GIVEN TASK — Copy the records that follow exactly as written, but not their pictures.

RECORDS —
* begin *
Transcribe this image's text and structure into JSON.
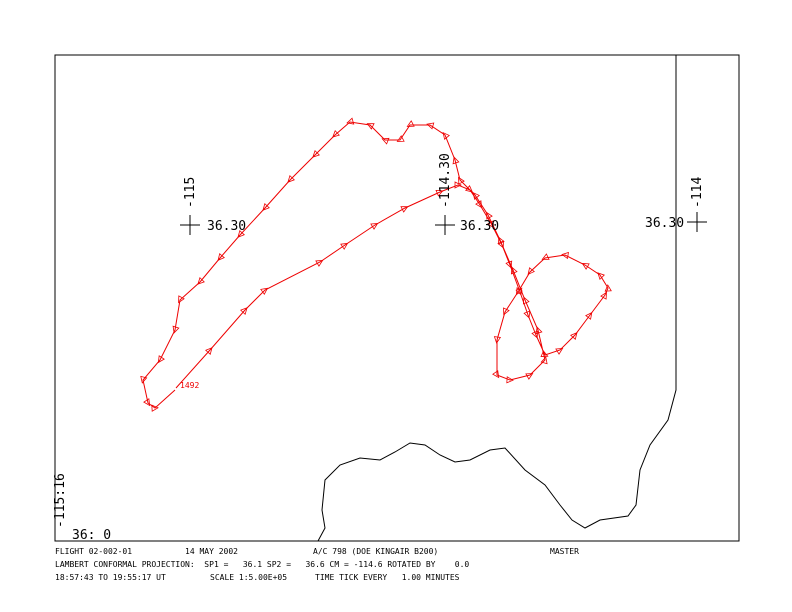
{
  "map": {
    "labels": [
      {
        "lon": "-115",
        "lat": "36.30"
      },
      {
        "lon": "-114.30",
        "lat": "36.30"
      },
      {
        "lon": "-114",
        "lat": "36.30"
      }
    ],
    "corner_lon": "-115:16",
    "corner_lat": "36: 0",
    "start_time": "1492"
  },
  "footer": {
    "flight": "FLIGHT 02-002-01",
    "date": "14 MAY 2002",
    "aircraft": "A/C 798 (DOE KINGAIR B200)",
    "status": "MASTER",
    "projection": "LAMBERT CONFORMAL PROJECTION:  SP1 =   36.1 SP2 =   36.6 CM = -114.6 ROTATED BY    0.0",
    "time_range": "18:57:43 TO 19:55:17 UT",
    "scale": "SCALE 1:5.00E+05",
    "tick": "TIME TICK EVERY   1.00 MINUTES"
  }
}
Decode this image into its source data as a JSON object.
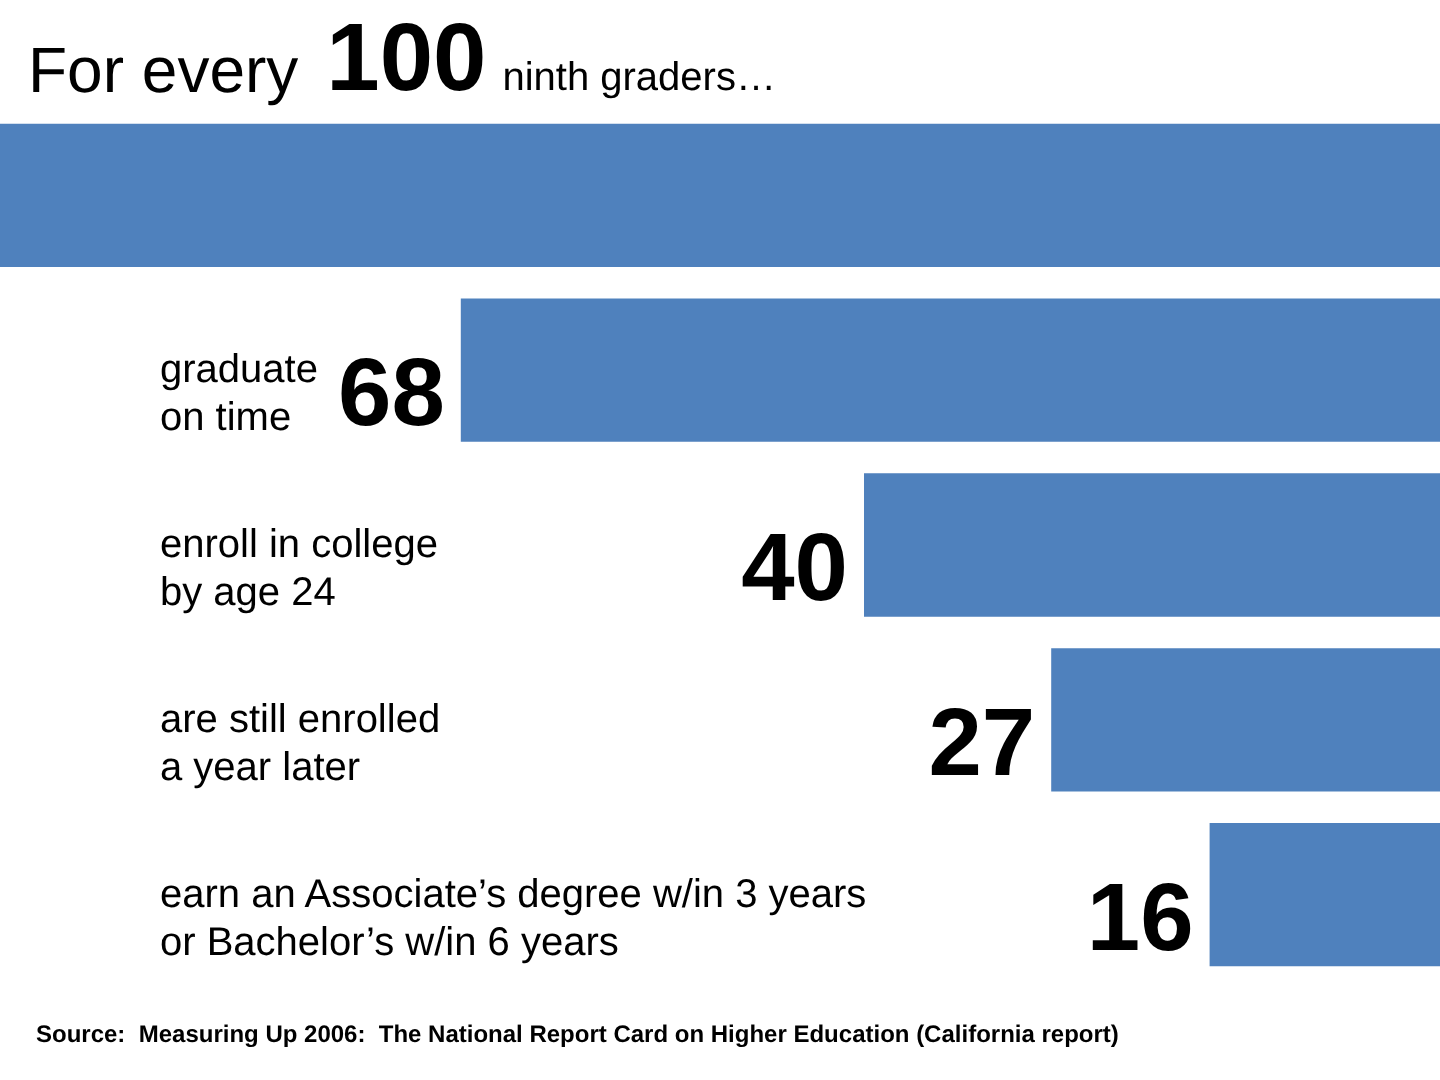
* end *
ANSWER —
Transcribe this image's text and structure into JSON.
{
  "map": {
    "labels": [
      {
        "lon": "-115",
        "lat": "36.30"
      },
      {
        "lon": "-114.30",
        "lat": "36.30"
      },
      {
        "lon": "-114",
        "lat": "36.30"
      }
    ],
    "corner_lon": "-115:16",
    "corner_lat": "36: 0",
    "start_time": "1492"
  },
  "footer": {
    "flight": "FLIGHT 02-002-01",
    "date": "14 MAY 2002",
    "aircraft": "A/C 798 (DOE KINGAIR B200)",
    "status": "MASTER",
    "projection": "LAMBERT CONFORMAL PROJECTION:  SP1 =   36.1 SP2 =   36.6 CM = -114.6 ROTATED BY    0.0",
    "time_range": "18:57:43 TO 19:55:17 UT",
    "scale": "SCALE 1:5.00E+05",
    "tick": "TIME TICK EVERY   1.00 MINUTES"
  }
}
Decode this image into its source data as a JSON object.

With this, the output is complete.